• _TASK STATEMENT_:
Can you output the material exactly as written, minus any pictures it holds?

• _AVAILABLE RECORDS_:
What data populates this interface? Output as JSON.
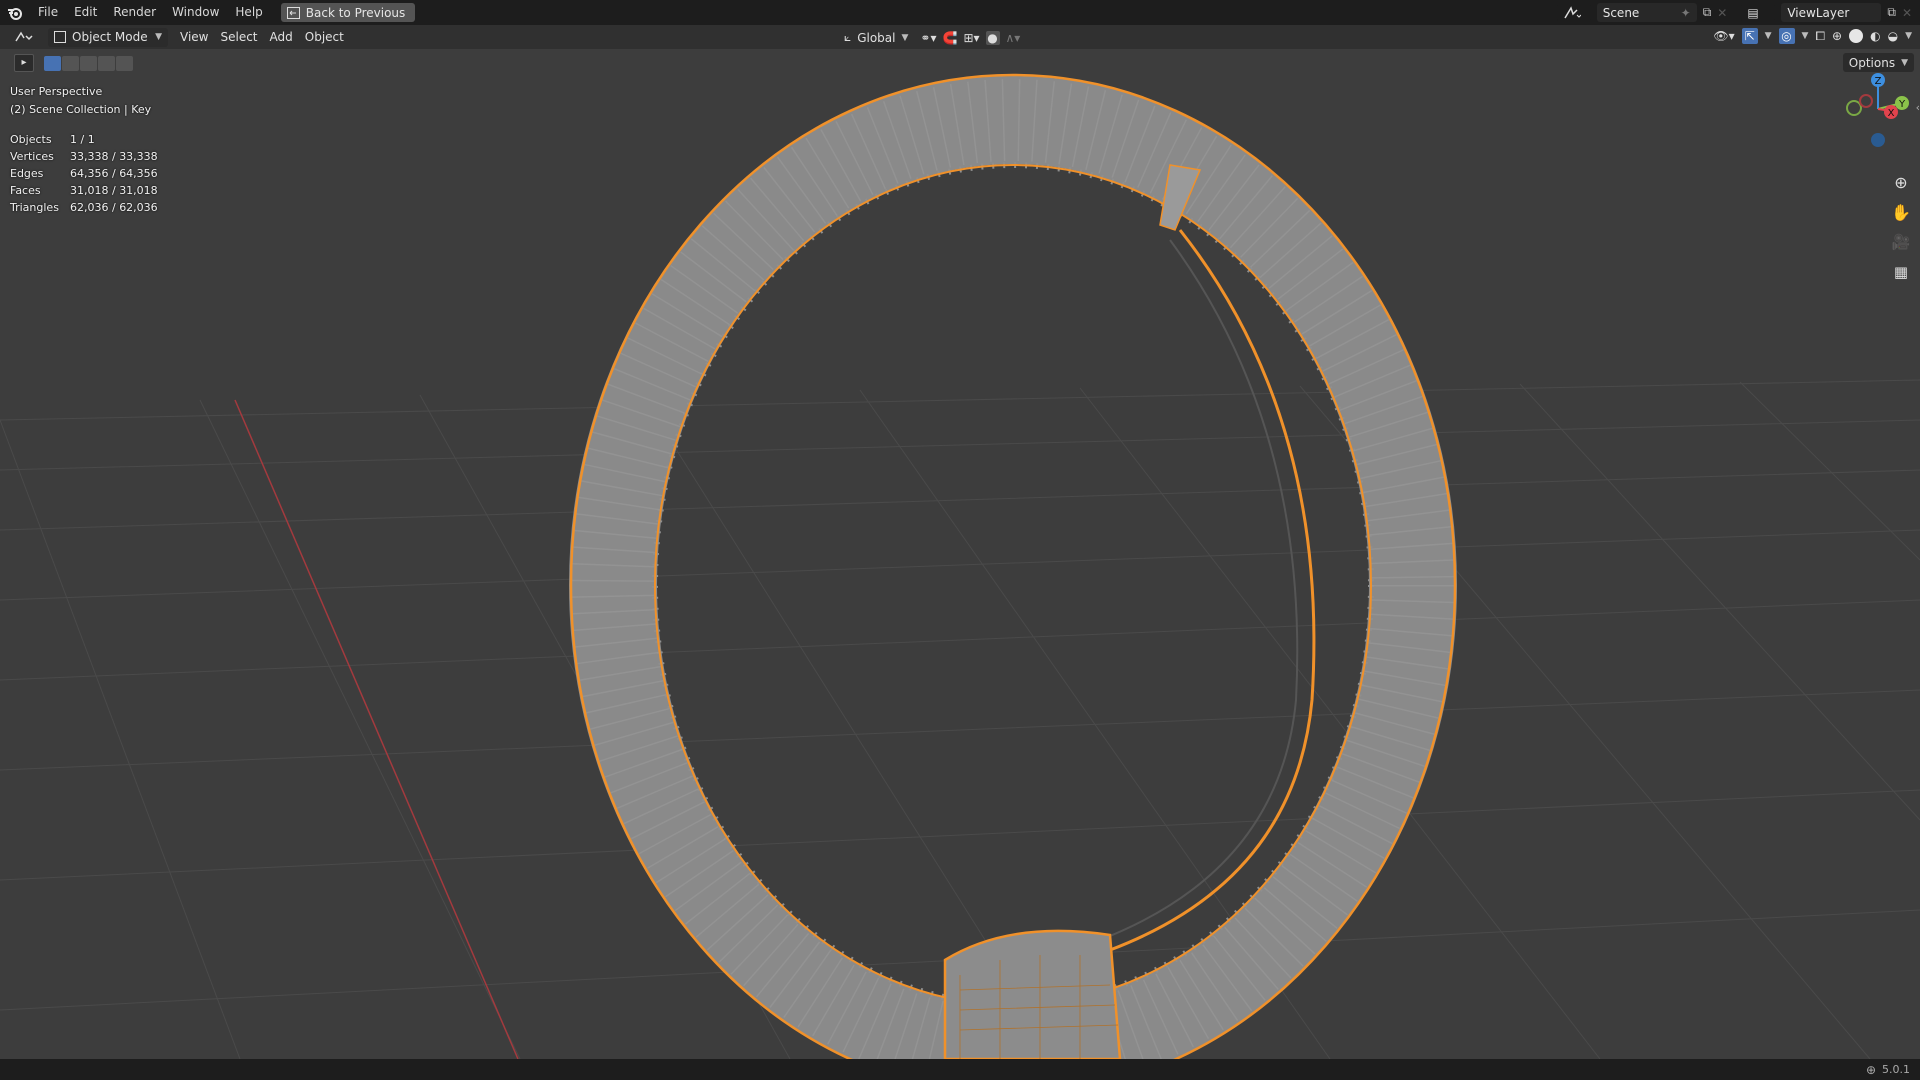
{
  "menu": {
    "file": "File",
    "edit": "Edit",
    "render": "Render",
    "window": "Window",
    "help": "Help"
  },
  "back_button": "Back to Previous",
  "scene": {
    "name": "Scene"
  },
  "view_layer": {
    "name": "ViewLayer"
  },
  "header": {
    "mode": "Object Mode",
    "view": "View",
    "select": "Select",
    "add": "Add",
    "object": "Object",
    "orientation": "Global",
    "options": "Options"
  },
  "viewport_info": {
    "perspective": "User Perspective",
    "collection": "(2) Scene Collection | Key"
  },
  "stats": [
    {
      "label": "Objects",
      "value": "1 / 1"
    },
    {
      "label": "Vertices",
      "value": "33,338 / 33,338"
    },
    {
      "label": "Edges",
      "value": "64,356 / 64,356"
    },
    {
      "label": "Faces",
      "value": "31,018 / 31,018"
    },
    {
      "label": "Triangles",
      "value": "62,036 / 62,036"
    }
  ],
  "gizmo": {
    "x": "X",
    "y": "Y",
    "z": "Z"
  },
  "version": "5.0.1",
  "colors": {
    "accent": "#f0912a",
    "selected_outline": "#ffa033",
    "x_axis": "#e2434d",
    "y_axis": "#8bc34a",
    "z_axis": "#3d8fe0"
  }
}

• _SOLUTION BELOW_:
What data populates this interface? Output as JSON.
{
  "menu": {
    "file": "File",
    "edit": "Edit",
    "render": "Render",
    "window": "Window",
    "help": "Help"
  },
  "back_button": "Back to Previous",
  "scene": {
    "name": "Scene"
  },
  "view_layer": {
    "name": "ViewLayer"
  },
  "header": {
    "mode": "Object Mode",
    "view": "View",
    "select": "Select",
    "add": "Add",
    "object": "Object",
    "orientation": "Global",
    "options": "Options"
  },
  "viewport_info": {
    "perspective": "User Perspective",
    "collection": "(2) Scene Collection | Key"
  },
  "stats": [
    {
      "label": "Objects",
      "value": "1 / 1"
    },
    {
      "label": "Vertices",
      "value": "33,338 / 33,338"
    },
    {
      "label": "Edges",
      "value": "64,356 / 64,356"
    },
    {
      "label": "Faces",
      "value": "31,018 / 31,018"
    },
    {
      "label": "Triangles",
      "value": "62,036 / 62,036"
    }
  ],
  "gizmo": {
    "x": "X",
    "y": "Y",
    "z": "Z"
  },
  "version": "5.0.1",
  "colors": {
    "accent": "#f0912a",
    "selected_outline": "#ffa033",
    "x_axis": "#e2434d",
    "y_axis": "#8bc34a",
    "z_axis": "#3d8fe0"
  }
}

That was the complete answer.